> _YOUR TASK_:
Below are the records. Count the lines containing the string "bottom", and reply with the number alone.

> _LISTED ENTRIES_:
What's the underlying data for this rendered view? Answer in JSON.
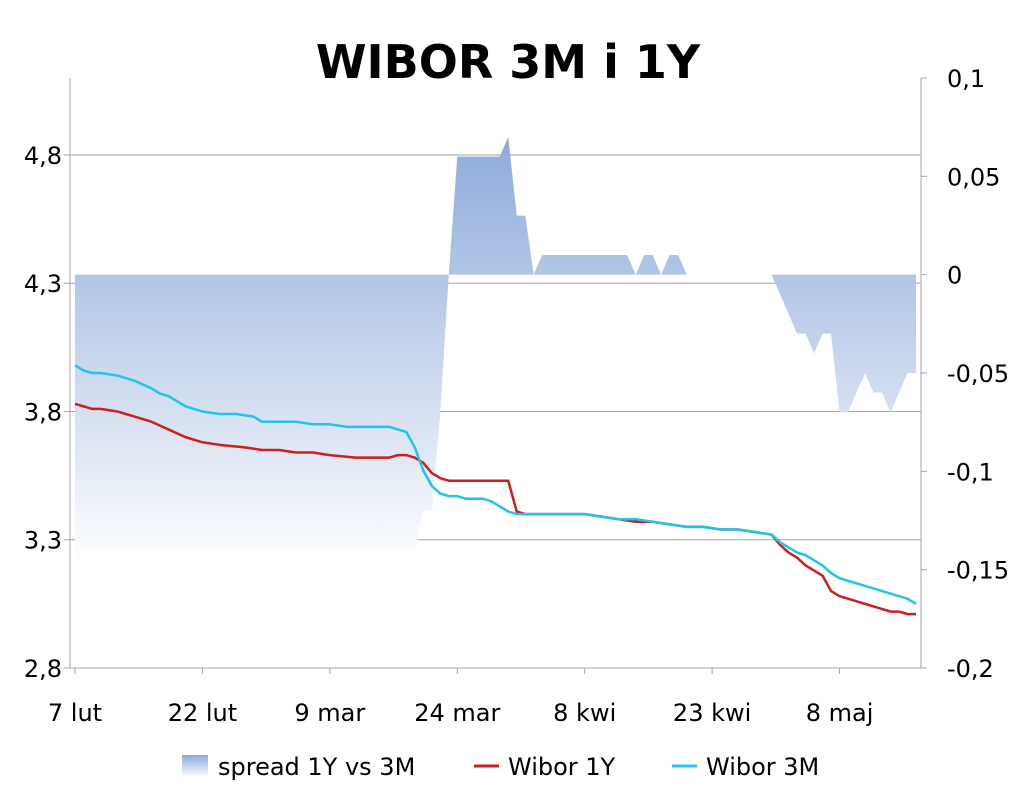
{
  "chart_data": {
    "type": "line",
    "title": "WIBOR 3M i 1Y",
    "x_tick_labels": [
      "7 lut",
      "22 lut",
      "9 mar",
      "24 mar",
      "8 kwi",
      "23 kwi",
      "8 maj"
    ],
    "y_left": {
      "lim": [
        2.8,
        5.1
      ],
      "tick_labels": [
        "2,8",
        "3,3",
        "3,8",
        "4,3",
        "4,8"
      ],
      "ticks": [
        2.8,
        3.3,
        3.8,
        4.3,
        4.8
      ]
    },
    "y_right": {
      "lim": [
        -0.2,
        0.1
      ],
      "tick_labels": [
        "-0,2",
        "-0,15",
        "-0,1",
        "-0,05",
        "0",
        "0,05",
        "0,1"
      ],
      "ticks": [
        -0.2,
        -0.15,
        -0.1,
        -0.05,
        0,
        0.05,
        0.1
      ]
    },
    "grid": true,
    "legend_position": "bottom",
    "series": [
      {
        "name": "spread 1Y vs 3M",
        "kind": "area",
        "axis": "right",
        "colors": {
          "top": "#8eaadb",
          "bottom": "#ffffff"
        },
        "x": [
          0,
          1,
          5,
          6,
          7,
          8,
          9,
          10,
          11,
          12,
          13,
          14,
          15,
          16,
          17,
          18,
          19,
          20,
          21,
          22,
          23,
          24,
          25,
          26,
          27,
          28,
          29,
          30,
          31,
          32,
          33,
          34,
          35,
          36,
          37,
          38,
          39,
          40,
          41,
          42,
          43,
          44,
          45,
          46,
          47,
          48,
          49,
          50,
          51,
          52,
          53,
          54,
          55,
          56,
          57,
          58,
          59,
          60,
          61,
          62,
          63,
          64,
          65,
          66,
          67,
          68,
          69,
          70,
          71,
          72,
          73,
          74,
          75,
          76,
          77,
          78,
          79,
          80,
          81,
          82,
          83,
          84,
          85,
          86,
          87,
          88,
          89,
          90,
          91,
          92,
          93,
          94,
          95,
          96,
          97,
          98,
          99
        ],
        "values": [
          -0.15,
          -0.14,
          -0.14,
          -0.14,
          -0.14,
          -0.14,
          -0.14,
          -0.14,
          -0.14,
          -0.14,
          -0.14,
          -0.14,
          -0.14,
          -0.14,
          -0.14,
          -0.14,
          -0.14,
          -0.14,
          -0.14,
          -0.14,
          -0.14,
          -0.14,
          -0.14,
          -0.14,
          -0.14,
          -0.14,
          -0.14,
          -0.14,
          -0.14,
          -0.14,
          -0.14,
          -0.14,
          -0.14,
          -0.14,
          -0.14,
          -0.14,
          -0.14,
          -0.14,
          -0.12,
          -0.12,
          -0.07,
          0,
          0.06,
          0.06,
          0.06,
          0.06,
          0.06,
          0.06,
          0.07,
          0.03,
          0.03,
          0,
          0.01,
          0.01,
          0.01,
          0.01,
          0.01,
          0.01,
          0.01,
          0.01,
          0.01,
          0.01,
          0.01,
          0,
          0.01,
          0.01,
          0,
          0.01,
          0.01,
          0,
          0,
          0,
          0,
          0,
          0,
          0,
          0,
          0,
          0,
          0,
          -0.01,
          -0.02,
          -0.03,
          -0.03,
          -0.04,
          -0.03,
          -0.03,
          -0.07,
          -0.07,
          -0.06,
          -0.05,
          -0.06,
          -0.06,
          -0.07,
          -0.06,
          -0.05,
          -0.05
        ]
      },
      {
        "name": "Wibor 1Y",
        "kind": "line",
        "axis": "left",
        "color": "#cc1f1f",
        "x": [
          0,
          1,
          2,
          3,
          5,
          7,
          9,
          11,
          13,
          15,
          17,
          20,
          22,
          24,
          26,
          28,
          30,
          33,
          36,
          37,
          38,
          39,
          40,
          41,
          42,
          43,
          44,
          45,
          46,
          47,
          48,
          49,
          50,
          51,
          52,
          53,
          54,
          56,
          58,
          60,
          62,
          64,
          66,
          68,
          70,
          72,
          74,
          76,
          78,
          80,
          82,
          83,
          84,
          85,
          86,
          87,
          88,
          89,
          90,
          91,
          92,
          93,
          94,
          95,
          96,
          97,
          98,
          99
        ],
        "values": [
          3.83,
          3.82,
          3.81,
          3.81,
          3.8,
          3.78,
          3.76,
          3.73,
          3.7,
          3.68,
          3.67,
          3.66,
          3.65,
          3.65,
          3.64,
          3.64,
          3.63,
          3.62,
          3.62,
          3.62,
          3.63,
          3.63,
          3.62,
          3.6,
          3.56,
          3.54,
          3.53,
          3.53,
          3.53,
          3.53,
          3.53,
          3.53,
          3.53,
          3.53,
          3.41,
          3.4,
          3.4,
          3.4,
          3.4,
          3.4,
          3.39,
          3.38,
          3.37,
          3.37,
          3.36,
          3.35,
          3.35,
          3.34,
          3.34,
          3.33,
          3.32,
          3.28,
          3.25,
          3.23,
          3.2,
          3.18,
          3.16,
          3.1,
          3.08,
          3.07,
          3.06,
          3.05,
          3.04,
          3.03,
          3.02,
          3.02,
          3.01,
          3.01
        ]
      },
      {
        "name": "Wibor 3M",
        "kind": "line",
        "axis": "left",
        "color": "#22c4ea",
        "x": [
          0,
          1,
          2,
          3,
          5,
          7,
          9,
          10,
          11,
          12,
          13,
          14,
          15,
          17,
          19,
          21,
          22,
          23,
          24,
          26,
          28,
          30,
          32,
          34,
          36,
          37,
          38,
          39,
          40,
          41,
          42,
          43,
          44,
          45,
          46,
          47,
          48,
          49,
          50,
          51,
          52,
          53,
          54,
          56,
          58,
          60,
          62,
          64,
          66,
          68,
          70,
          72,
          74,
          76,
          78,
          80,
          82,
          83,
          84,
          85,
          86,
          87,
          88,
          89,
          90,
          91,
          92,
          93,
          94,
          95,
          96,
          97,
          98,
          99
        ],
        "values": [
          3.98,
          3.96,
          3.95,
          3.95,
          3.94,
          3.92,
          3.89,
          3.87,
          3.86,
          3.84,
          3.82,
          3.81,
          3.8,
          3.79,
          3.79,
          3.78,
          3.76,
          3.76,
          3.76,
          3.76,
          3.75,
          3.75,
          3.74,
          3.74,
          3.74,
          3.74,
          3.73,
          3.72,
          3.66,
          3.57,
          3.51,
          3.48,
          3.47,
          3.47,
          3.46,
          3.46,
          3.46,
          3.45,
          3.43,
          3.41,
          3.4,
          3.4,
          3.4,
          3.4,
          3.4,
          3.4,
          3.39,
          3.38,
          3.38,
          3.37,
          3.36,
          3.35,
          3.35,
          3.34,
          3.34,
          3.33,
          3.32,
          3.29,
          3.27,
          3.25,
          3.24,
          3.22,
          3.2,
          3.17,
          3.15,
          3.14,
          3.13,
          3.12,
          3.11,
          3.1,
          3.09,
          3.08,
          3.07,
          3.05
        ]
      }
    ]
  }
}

> _WORKED ANSWER_:
2